Task details: Each record below is to be reproduced without any change.

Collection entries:
········
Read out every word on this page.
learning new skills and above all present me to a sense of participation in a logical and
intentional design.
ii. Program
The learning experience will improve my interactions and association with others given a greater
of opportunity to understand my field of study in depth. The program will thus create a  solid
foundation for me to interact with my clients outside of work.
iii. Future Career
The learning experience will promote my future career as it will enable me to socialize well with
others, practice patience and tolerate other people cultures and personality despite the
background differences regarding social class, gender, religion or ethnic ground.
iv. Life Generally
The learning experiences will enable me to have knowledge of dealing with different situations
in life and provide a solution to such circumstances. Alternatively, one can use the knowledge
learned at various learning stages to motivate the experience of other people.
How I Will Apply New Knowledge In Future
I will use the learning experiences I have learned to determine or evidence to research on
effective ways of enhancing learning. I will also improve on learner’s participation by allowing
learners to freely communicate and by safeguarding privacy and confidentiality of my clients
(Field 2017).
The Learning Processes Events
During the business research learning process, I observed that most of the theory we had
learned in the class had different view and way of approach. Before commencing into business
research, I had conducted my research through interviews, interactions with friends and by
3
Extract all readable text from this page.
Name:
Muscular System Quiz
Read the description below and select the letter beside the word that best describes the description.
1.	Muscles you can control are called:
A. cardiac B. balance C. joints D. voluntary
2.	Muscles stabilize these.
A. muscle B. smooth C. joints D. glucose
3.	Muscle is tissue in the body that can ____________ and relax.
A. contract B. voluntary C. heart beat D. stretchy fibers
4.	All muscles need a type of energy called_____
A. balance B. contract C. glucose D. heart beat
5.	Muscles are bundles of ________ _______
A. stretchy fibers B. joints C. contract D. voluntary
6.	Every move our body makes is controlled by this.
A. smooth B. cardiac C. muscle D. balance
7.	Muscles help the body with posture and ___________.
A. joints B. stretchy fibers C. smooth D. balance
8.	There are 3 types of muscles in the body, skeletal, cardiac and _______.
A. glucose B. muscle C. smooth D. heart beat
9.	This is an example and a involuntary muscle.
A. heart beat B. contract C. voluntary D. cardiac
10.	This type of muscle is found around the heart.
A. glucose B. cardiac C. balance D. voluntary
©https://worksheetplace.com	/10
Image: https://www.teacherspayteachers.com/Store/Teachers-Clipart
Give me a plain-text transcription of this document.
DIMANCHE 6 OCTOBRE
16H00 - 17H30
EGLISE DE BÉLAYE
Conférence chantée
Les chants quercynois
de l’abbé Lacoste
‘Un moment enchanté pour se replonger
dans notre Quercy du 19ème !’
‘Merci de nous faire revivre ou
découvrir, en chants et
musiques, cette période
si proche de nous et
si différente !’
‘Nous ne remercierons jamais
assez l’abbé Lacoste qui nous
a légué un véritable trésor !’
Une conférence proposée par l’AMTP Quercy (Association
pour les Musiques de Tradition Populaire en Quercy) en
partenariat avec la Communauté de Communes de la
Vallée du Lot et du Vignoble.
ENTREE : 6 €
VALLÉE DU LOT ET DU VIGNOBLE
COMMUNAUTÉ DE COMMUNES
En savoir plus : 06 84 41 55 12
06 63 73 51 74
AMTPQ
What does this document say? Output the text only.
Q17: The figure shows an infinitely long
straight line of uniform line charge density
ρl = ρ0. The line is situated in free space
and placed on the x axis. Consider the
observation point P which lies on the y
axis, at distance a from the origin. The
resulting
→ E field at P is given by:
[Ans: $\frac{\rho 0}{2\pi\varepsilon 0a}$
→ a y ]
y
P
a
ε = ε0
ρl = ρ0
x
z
········
Exercise answer:
Read out every word on this page.
learning new skills and above all present me to a sense of participation in a logical and
intentional design.
ii. Program
The learning experience will improve my interactions and association with others given a greater
of opportunity to understand my field of study in depth. The program will thus create a  solid
foundation for me to interact with my clients outside of work.
iii. Future Career
The learning experience will promote my future career as it will enable me to socialize well with
others, practice patience and tolerate other people cultures and personality despite the
background differences regarding social class, gender, religion or ethnic ground.
iv. Life Generally
The learning experiences will enable me to have knowledge of dealing with different situations
in life and provide a solution to such circumstances. Alternatively, one can use the knowledge
learned at various learning stages to motivate the experience of other people.
How I Will Apply New Knowledge In Future
I will use the learning experiences I have learned to determine or evidence to research on
effective ways of enhancing learning. I will also improve on learner’s participation by allowing
learners to freely communicate and by safeguarding privacy and confidentiality of my clients
(Field 2017).
The Learning Processes Events
During the business research learning process, I observed that most of the theory we had
learned in the class had different view and way of approach. Before commencing into business
research, I had conducted my research through interviews, interactions with friends and by
3
Extract all readable text from this page.
Name:
Muscular System Quiz
Read the description below and select the letter beside the word that best describes the description.
1.	Muscles you can control are called:
A. cardiac B. balance C. joints D. voluntary
2.	Muscles stabilize these.
A. muscle B. smooth C. joints D. glucose
3.	Muscle is tissue in the body that can ____________ and relax.
A. contract B. voluntary C. heart beat D. stretchy fibers
4.	All muscles need a type of energy called_____
A. balance B. contract C. glucose D. heart beat
5.	Muscles are bundles of ________ _______
A. stretchy fibers B. joints C. contract D. voluntary
6.	Every move our body makes is controlled by this.
A. smooth B. cardiac C. muscle D. balance
7.	Muscles help the body with posture and ___________.
A. joints B. stretchy fibers C. smooth D. balance
8.	There are 3 types of muscles in the body, skeletal, cardiac and _______.
A. glucose B. muscle C. smooth D. heart beat
9.	This is an example and a involuntary muscle.
A. heart beat B. contract C. voluntary D. cardiac
10.	This type of muscle is found around the heart.
A. glucose B. cardiac C. balance D. voluntary
©https://worksheetplace.com	/10
Image: https://www.teacherspayteachers.com/Store/Teachers-Clipart
Give me a plain-text transcription of this document.
DIMANCHE 6 OCTOBRE
16H00 - 17H30
EGLISE DE BÉLAYE
Conférence chantée
Les chants quercynois
de l’abbé Lacoste
‘Un moment enchanté pour se replonger
dans notre Quercy du 19ème !’
‘Merci de nous faire revivre ou
découvrir, en chants et
musiques, cette période
si proche de nous et
si différente !’
‘Nous ne remercierons jamais
assez l’abbé Lacoste qui nous
a légué un véritable trésor !’
Une conférence proposée par l’AMTP Quercy (Association
pour les Musiques de Tradition Populaire en Quercy) en
partenariat avec la Communauté de Communes de la
Vallée du Lot et du Vignoble.
ENTREE : 6 €
VALLÉE DU LOT ET DU VIGNOBLE
COMMUNAUTÉ DE COMMUNES
En savoir plus : 06 84 41 55 12
06 63 73 51 74
AMTPQ
What does this document say? Output the text only.
Q17: The figure shows an infinitely long
straight line of uniform line charge density
ρl = ρ0. The line is situated in free space
and placed on the x axis. Consider the
observation point P which lies on the y
axis, at distance a from the origin. The
resulting
→ E field at P is given by:
[Ans: $\frac{\rho 0}{2\pi\varepsilon 0a}$
→ a y ]
y
P
a
ε = ε0
ρl = ρ0
x
z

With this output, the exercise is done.